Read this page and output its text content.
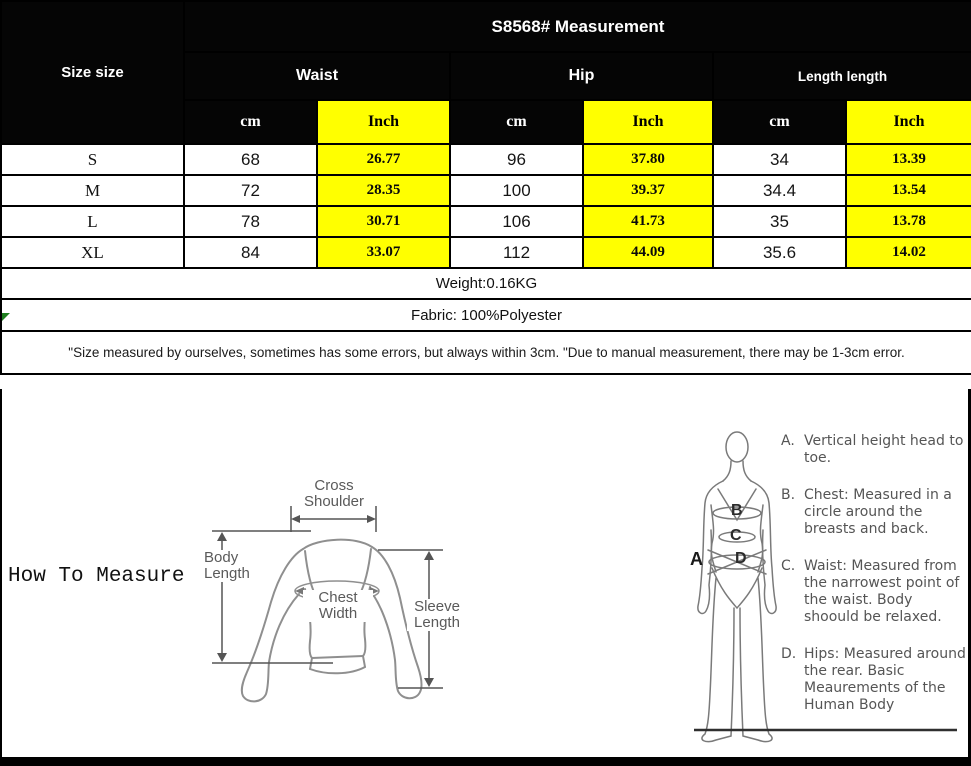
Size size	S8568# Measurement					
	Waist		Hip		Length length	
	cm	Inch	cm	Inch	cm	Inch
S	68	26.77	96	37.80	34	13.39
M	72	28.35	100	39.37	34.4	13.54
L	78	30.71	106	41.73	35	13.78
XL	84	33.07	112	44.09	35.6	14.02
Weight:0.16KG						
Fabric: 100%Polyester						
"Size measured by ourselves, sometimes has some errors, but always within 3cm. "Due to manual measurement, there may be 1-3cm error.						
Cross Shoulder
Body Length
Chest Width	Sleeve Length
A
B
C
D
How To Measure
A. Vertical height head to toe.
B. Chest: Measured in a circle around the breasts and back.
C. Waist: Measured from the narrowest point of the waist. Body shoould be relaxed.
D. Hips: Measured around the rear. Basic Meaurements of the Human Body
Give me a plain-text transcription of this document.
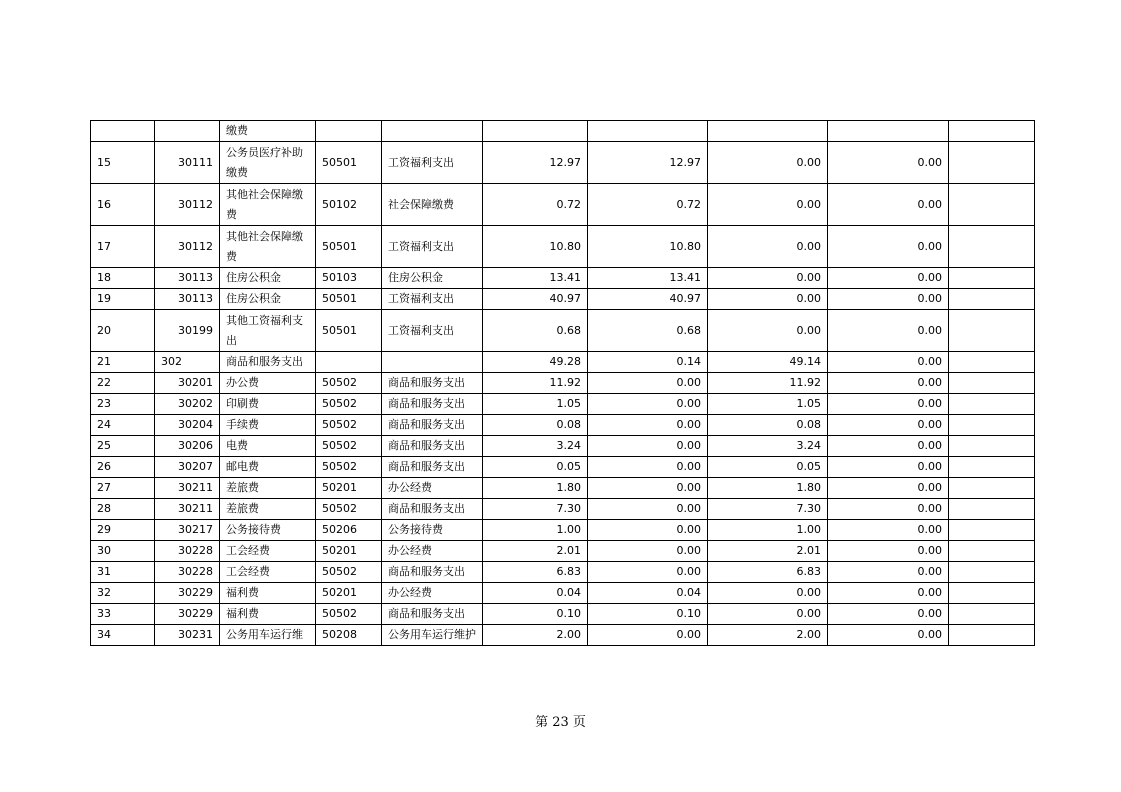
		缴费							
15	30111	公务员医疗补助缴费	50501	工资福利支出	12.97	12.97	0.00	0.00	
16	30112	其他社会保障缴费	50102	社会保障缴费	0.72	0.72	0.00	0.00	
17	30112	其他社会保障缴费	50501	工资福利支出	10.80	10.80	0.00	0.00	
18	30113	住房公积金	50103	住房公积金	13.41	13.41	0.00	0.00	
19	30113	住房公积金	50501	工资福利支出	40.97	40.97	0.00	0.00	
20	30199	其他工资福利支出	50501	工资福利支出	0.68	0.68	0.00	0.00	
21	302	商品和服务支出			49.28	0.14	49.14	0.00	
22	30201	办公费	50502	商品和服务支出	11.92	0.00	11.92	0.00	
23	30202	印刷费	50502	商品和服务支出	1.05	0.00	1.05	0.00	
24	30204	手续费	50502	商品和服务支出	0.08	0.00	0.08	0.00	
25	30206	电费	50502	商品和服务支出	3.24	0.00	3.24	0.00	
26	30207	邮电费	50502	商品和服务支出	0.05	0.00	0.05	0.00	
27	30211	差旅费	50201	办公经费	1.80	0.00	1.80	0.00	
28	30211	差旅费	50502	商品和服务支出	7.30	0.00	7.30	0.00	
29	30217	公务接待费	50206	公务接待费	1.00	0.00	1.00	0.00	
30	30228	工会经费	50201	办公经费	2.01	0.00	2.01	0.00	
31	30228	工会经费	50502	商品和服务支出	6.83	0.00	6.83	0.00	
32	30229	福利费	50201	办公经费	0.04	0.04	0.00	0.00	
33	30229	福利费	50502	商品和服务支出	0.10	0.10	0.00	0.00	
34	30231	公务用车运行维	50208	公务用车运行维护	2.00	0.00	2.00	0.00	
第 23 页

################

What the task asks -
Word for word, quote the lines above. Omit the pictures.

Answer to this exercise -
Read this page and output its text content.
Size size	S8568# Measurement					
	Waist		Hip		Length length	
	cm	Inch	cm	Inch	cm	Inch
S	68	26.77	96	37.80	34	13.39
M	72	28.35	100	39.37	34.4	13.54
L	78	30.71	106	41.73	35	13.78
XL	84	33.07	112	44.09	35.6	14.02
Weight:0.16KG						
Fabric: 100%Polyester						
"Size measured by ourselves, sometimes has some errors, but always within 3cm. "Due to manual measurement, there may be 1-3cm error.						
Cross Shoulder
Body Length
Chest Width	Sleeve Length
A
B
C
D
How To Measure
A. Vertical height head to toe.
B. Chest: Measured in a circle around the breasts and back.
C. Waist: Measured from the narrowest point of the waist. Body shoould be relaxed.
D. Hips: Measured around the rear. Basic Meaurements of the Human Body
Give me a plain-text transcription of this document.
		缴费							
15	30111	公务员医疗补助缴费	50501	工资福利支出	12.97	12.97	0.00	0.00	
16	30112	其他社会保障缴费	50102	社会保障缴费	0.72	0.72	0.00	0.00	
17	30112	其他社会保障缴费	50501	工资福利支出	10.80	10.80	0.00	0.00	
18	30113	住房公积金	50103	住房公积金	13.41	13.41	0.00	0.00	
19	30113	住房公积金	50501	工资福利支出	40.97	40.97	0.00	0.00	
20	30199	其他工资福利支出	50501	工资福利支出	0.68	0.68	0.00	0.00	
21	302	商品和服务支出			49.28	0.14	49.14	0.00	
22	30201	办公费	50502	商品和服务支出	11.92	0.00	11.92	0.00	
23	30202	印刷费	50502	商品和服务支出	1.05	0.00	1.05	0.00	
24	30204	手续费	50502	商品和服务支出	0.08	0.00	0.08	0.00	
25	30206	电费	50502	商品和服务支出	3.24	0.00	3.24	0.00	
26	30207	邮电费	50502	商品和服务支出	0.05	0.00	0.05	0.00	
27	30211	差旅费	50201	办公经费	1.80	0.00	1.80	0.00	
28	30211	差旅费	50502	商品和服务支出	7.30	0.00	7.30	0.00	
29	30217	公务接待费	50206	公务接待费	1.00	0.00	1.00	0.00	
30	30228	工会经费	50201	办公经费	2.01	0.00	2.01	0.00	
31	30228	工会经费	50502	商品和服务支出	6.83	0.00	6.83	0.00	
32	30229	福利费	50201	办公经费	0.04	0.04	0.00	0.00	
33	30229	福利费	50502	商品和服务支出	0.10	0.10	0.00	0.00	
34	30231	公务用车运行维	50208	公务用车运行维护	2.00	0.00	2.00	0.00	
第 23 页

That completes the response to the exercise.